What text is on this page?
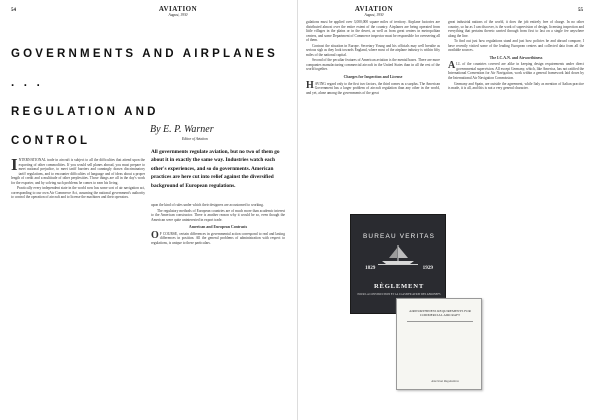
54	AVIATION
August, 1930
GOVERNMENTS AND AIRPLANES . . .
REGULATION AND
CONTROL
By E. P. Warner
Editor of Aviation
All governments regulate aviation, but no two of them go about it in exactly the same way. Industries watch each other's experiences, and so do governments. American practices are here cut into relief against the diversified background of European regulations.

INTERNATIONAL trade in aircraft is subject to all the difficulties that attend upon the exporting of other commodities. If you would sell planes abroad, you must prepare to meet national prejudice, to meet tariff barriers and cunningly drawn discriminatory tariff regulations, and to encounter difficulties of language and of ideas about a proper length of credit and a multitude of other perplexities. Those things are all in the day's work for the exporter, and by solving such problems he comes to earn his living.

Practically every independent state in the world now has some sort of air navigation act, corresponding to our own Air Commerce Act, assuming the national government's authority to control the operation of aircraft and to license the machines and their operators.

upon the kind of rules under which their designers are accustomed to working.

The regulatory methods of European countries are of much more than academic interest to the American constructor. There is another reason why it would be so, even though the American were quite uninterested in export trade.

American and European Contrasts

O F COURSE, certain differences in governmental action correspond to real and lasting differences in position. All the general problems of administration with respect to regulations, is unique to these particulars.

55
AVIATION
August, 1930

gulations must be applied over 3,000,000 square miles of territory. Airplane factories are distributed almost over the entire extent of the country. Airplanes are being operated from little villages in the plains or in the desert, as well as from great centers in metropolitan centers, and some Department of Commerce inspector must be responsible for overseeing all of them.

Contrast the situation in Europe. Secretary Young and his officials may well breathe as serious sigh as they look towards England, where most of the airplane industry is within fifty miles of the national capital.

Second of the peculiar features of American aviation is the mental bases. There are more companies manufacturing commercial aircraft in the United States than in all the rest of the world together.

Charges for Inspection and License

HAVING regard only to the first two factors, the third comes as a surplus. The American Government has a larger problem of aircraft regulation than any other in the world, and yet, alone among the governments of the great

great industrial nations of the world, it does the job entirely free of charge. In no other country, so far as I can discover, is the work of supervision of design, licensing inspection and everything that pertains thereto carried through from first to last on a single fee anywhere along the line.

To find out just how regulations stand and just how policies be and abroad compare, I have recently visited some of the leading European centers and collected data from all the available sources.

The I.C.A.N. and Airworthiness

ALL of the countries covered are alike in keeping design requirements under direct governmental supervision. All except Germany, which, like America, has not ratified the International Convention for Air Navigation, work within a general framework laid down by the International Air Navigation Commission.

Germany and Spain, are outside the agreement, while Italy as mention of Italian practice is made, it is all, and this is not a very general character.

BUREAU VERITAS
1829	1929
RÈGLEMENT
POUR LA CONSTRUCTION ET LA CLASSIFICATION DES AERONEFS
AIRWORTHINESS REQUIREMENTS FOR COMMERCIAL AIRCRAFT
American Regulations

---

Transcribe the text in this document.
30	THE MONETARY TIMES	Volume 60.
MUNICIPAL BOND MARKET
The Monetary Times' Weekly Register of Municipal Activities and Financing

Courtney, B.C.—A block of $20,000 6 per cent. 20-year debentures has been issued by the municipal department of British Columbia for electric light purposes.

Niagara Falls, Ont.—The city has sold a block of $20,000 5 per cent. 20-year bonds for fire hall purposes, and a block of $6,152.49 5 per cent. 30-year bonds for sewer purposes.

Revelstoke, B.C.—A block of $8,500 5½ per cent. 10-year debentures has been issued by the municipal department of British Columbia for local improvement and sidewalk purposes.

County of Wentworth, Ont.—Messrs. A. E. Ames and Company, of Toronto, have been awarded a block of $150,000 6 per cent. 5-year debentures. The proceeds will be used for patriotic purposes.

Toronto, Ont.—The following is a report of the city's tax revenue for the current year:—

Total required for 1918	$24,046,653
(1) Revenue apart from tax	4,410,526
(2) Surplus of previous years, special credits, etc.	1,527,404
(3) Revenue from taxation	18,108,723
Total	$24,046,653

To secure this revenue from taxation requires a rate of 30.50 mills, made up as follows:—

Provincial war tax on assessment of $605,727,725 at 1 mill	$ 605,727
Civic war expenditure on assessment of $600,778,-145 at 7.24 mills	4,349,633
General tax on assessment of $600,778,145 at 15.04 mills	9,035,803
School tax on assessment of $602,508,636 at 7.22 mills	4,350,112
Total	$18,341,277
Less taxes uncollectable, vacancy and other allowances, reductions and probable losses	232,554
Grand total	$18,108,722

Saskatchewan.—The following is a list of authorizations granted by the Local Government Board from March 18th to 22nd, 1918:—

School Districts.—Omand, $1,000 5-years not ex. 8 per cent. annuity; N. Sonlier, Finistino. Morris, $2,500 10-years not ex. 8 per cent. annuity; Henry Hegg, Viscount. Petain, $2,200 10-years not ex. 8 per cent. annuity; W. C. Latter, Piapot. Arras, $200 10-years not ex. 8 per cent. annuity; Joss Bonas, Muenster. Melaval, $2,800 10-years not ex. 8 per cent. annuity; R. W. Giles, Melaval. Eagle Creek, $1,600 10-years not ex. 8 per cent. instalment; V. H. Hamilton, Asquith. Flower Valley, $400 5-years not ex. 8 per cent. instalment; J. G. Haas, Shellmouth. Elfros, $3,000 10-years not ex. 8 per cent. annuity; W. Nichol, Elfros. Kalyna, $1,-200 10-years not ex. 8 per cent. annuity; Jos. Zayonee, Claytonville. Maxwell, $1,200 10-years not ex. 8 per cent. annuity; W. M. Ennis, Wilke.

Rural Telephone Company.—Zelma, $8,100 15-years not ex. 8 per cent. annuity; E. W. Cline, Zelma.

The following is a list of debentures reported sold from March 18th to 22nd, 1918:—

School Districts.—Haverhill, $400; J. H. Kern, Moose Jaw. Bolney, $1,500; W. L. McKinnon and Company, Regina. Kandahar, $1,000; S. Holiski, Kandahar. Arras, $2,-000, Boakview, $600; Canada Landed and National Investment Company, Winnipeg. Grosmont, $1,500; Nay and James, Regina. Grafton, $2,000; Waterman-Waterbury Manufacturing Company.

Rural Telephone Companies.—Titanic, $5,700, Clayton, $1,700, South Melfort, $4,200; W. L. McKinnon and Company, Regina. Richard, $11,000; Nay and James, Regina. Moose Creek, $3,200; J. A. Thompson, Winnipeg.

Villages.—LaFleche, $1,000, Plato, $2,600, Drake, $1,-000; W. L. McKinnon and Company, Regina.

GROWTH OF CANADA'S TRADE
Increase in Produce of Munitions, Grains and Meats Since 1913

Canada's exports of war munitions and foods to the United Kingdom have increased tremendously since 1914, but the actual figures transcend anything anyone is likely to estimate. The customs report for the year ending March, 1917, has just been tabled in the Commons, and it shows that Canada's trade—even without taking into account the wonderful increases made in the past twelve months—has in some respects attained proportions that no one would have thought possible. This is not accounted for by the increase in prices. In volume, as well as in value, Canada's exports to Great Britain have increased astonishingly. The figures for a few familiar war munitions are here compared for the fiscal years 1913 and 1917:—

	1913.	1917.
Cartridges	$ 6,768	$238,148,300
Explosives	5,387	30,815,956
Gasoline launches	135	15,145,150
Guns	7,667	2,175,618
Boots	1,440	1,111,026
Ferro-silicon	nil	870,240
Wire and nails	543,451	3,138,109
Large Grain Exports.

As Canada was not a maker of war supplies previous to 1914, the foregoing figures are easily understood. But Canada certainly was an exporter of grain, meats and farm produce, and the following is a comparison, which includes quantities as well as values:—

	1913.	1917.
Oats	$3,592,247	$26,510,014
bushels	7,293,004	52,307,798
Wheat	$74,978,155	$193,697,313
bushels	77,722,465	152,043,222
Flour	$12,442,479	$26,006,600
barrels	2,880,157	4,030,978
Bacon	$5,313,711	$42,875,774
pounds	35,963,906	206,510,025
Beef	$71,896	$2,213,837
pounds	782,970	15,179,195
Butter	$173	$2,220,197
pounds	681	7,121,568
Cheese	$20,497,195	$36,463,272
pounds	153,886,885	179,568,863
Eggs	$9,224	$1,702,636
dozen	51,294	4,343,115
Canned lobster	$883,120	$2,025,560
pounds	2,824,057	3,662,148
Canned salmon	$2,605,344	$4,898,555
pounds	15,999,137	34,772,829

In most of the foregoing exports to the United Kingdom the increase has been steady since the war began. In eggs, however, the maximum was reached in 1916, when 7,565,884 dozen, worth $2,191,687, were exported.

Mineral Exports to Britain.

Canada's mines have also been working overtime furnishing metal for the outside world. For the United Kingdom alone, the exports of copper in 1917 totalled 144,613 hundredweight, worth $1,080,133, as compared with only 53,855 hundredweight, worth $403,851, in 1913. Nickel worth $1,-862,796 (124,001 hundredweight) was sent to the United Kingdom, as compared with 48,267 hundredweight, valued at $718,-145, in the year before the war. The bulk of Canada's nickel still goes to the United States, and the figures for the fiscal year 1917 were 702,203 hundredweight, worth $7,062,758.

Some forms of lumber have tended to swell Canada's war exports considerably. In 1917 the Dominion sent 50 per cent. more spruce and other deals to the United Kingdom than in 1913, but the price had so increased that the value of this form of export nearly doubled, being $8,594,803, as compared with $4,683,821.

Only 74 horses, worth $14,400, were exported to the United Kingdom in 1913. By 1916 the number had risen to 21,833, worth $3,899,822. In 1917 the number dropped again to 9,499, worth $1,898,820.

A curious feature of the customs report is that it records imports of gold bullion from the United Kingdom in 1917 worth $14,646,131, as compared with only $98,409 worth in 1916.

-- YOUR GOAL --
Provide only the number of lines in the records containing the string "Toronto".

-- RESPONSE TO THE EXERCISE --
2